**Set problem:**
Type out all the records word for word. Any pictures are to be left out.

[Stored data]
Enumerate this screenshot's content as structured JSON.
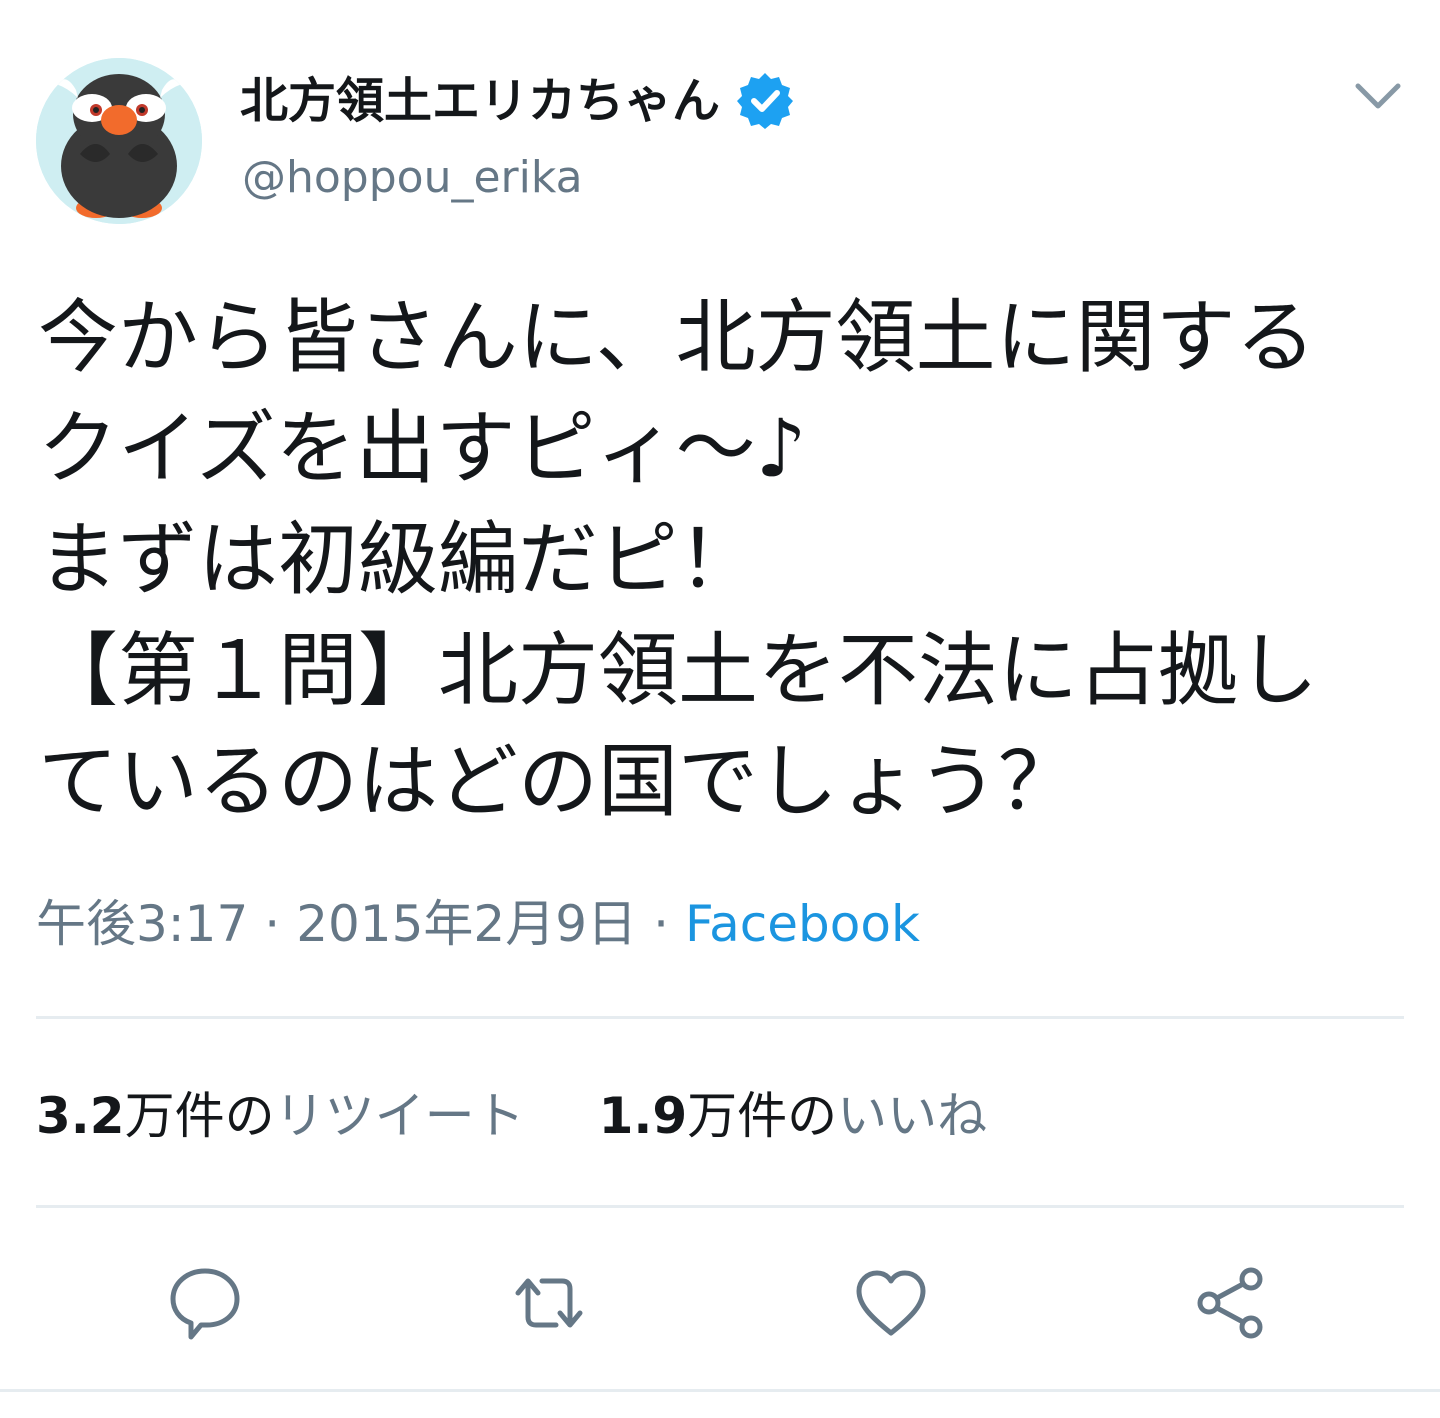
{
  "tweet": {
    "author": {
      "display_name": "北方領土エリカちゃん",
      "handle": "@hoppou_erika",
      "verified": true,
      "avatar_icon": "penguin-mascot-avatar"
    },
    "text_lines": [
      "今から皆さんに、北方領土に関する",
      "クイズを出すピィ～♪",
      "まずは初級編だピ！",
      "【第１問】北方領土を不法に占拠し",
      "ているのはどの国でしょう？"
    ],
    "meta": {
      "time": "午後3:17",
      "separator": "·",
      "date": "2015年2月9日",
      "source": "Facebook"
    },
    "stats": {
      "retweets": {
        "count": "3.2",
        "unit": "万件の",
        "label": "リツイート"
      },
      "likes": {
        "count": "1.9",
        "unit": "万件の",
        "label": "いいね"
      }
    },
    "actions": {
      "reply": "reply-icon",
      "retweet": "retweet-icon",
      "like": "heart-icon",
      "share": "share-icon"
    }
  },
  "colors": {
    "text_primary": "#14171a",
    "text_secondary": "#657786",
    "link": "#1b95e0",
    "verified_badge": "#1da1f2",
    "divider": "#e6ecf0",
    "icon": "#657786"
  }
}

**Problem solution:**
Enumerate this screenshot's content as structured JSON.
{
  "tweet": {
    "author": {
      "display_name": "北方領土エリカちゃん",
      "handle": "@hoppou_erika",
      "verified": true,
      "avatar_icon": "penguin-mascot-avatar"
    },
    "text_lines": [
      "今から皆さんに、北方領土に関する",
      "クイズを出すピィ～♪",
      "まずは初級編だピ！",
      "【第１問】北方領土を不法に占拠し",
      "ているのはどの国でしょう？"
    ],
    "meta": {
      "time": "午後3:17",
      "separator": "·",
      "date": "2015年2月9日",
      "source": "Facebook"
    },
    "stats": {
      "retweets": {
        "count": "3.2",
        "unit": "万件の",
        "label": "リツイート"
      },
      "likes": {
        "count": "1.9",
        "unit": "万件の",
        "label": "いいね"
      }
    },
    "actions": {
      "reply": "reply-icon",
      "retweet": "retweet-icon",
      "like": "heart-icon",
      "share": "share-icon"
    }
  },
  "colors": {
    "text_primary": "#14171a",
    "text_secondary": "#657786",
    "link": "#1b95e0",
    "verified_badge": "#1da1f2",
    "divider": "#e6ecf0",
    "icon": "#657786"
  }
}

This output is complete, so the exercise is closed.